>> Start INFORMATION SHOWN

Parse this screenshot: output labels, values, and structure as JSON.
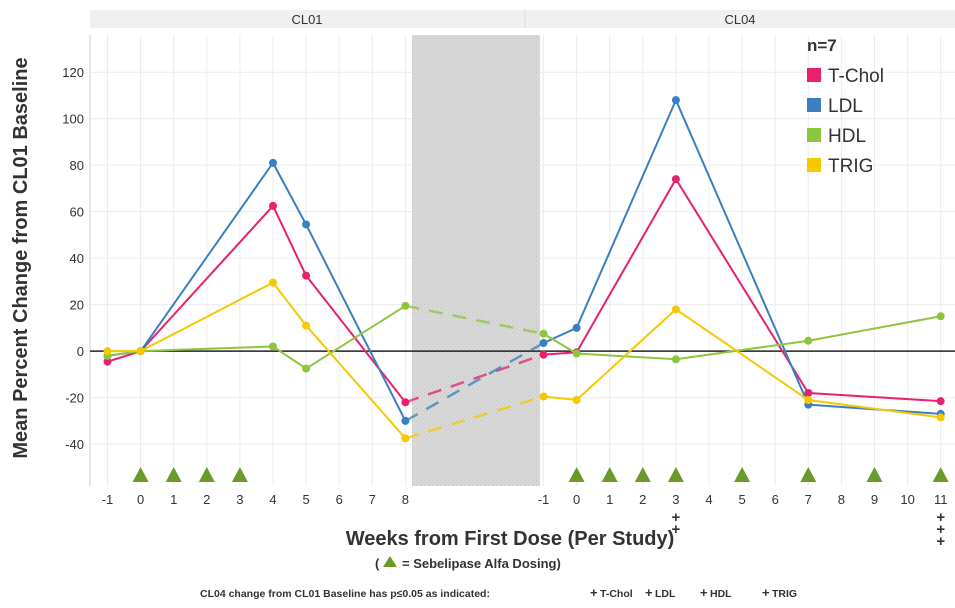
{
  "chart_data": {
    "type": "line",
    "ylabel": "Mean Percent Change from CL01 Baseline",
    "xlabel": "Weeks from First Dose (Per Study)",
    "dosing_note": {
      "open": "(",
      "text": "= Sebelipase Alfa Dosing)"
    },
    "ylim": [
      -58,
      136
    ],
    "yticks": [
      -40,
      -20,
      0,
      20,
      40,
      60,
      80,
      100,
      120
    ],
    "panels": [
      {
        "name": "CL01",
        "x_ticks": [
          -1,
          0,
          1,
          2,
          3,
          4,
          5,
          6,
          7,
          8
        ],
        "dosing_weeks": [
          0,
          1,
          2,
          3
        ]
      },
      {
        "name": "CL04",
        "x_ticks": [
          -1,
          0,
          1,
          2,
          3,
          4,
          5,
          6,
          7,
          8,
          9,
          10,
          11
        ],
        "dosing_weeks": [
          0,
          1,
          2,
          3,
          5,
          7,
          9,
          11
        ]
      }
    ],
    "series": [
      {
        "name": "T-Chol",
        "color": "#e8206e",
        "cl01": [
          [
            -1,
            -4.5
          ],
          [
            0,
            0
          ],
          [
            4,
            62.5
          ],
          [
            5,
            32.5
          ],
          [
            8,
            -22
          ]
        ],
        "cl04": [
          [
            -1,
            -1.5
          ],
          [
            0,
            -0.5
          ],
          [
            3,
            74
          ],
          [
            7,
            -18
          ],
          [
            11,
            -21.5
          ]
        ]
      },
      {
        "name": "LDL",
        "color": "#3a7fc1",
        "cl01": [
          [
            -1,
            -2
          ],
          [
            0,
            0
          ],
          [
            4,
            81
          ],
          [
            5,
            54.5
          ],
          [
            8,
            -30
          ]
        ],
        "cl04": [
          [
            -1,
            3.5
          ],
          [
            0,
            10
          ],
          [
            3,
            108
          ],
          [
            7,
            -23
          ],
          [
            11,
            -27
          ]
        ]
      },
      {
        "name": "HDL",
        "color": "#8cc63f",
        "cl01": [
          [
            -1,
            -2
          ],
          [
            0,
            0
          ],
          [
            4,
            2
          ],
          [
            5,
            -7.5
          ],
          [
            8,
            19.5
          ]
        ],
        "cl04": [
          [
            -1,
            7.5
          ],
          [
            0,
            -1
          ],
          [
            3,
            -3.5
          ],
          [
            7,
            4.5
          ],
          [
            11,
            15
          ]
        ]
      },
      {
        "name": "TRIG",
        "color": "#f5c800",
        "cl01": [
          [
            -1,
            0
          ],
          [
            0,
            0
          ],
          [
            4,
            29.5
          ],
          [
            5,
            11
          ],
          [
            8,
            -37.5
          ]
        ],
        "cl04": [
          [
            -1,
            -19.5
          ],
          [
            0,
            -21
          ],
          [
            3,
            18
          ],
          [
            7,
            -21
          ],
          [
            11,
            -28.5
          ]
        ]
      }
    ],
    "legend": {
      "title": "n=7",
      "placement": "top-right",
      "entries": [
        "T-Chol",
        "LDL",
        "HDL",
        "TRIG"
      ]
    },
    "significance": {
      "marker": "+",
      "footnote": "CL04 change from CL01 Baseline  has p≤0.05 as indicated:",
      "legend": [
        "T-Chol",
        "LDL",
        "HDL",
        "TRIG"
      ],
      "markers": [
        {
          "week": 3,
          "series": [
            "T-Chol",
            "LDL"
          ]
        },
        {
          "week": 11,
          "series": [
            "T-Chol",
            "HDL",
            "TRIG"
          ]
        }
      ]
    },
    "dosing_marker_color": "#6a9a2a"
  }
}
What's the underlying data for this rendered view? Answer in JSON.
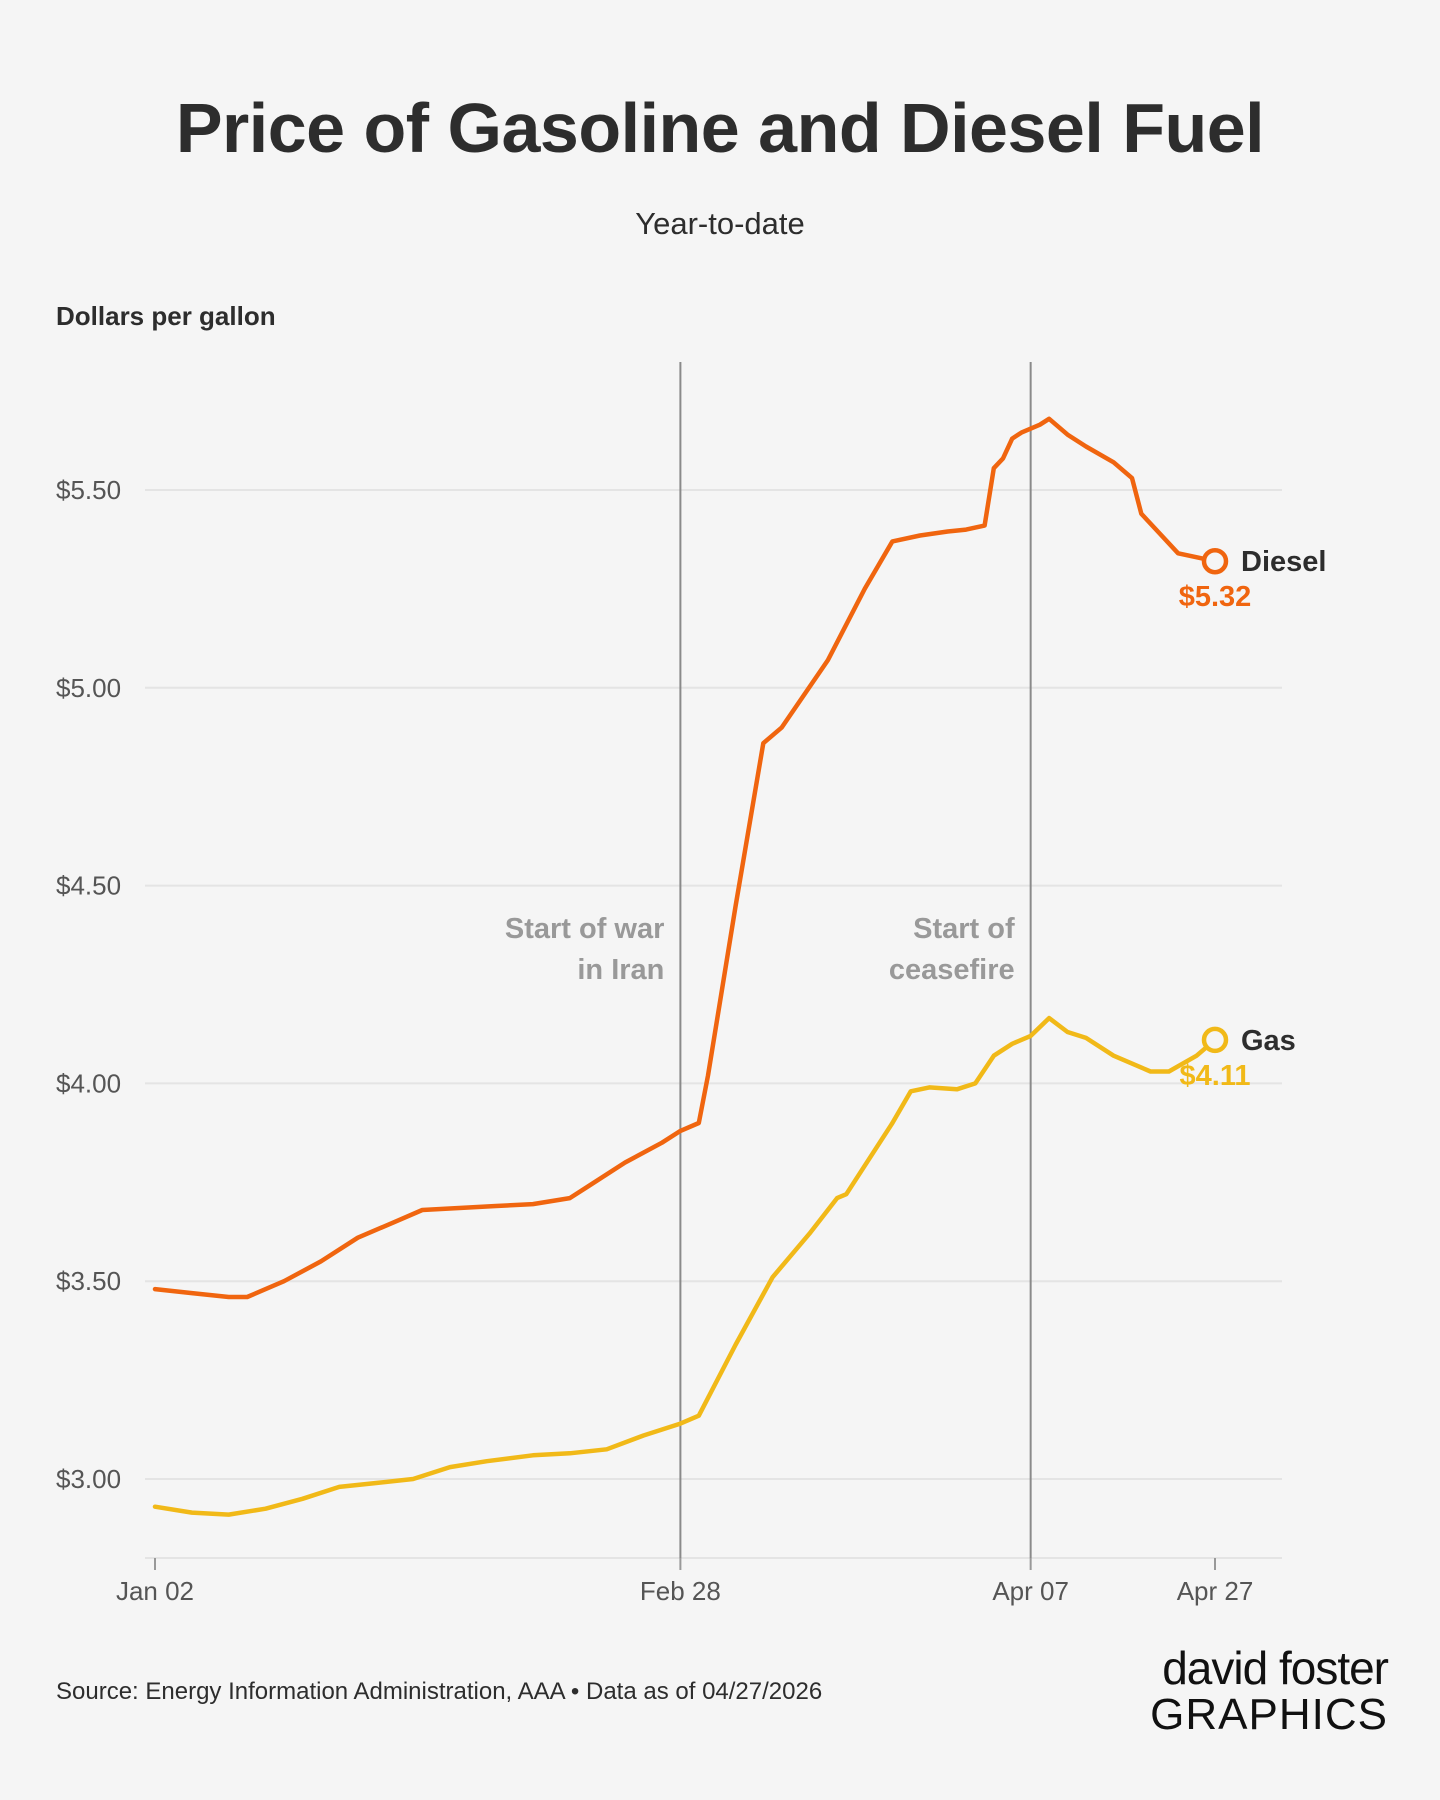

>> End INFORMATION SHOWN

PROBLEM REQUIREMENTS —
Select every line in the material above where the string "name" occurs, and copy it.

ANSWER FOR THIS EXERCISE —
        "name": "CL01",
        "name": "CL04",
        "name": "T-Chol",
        "name": "LDL",
        "name": "HDL",
        "name": "TRIG",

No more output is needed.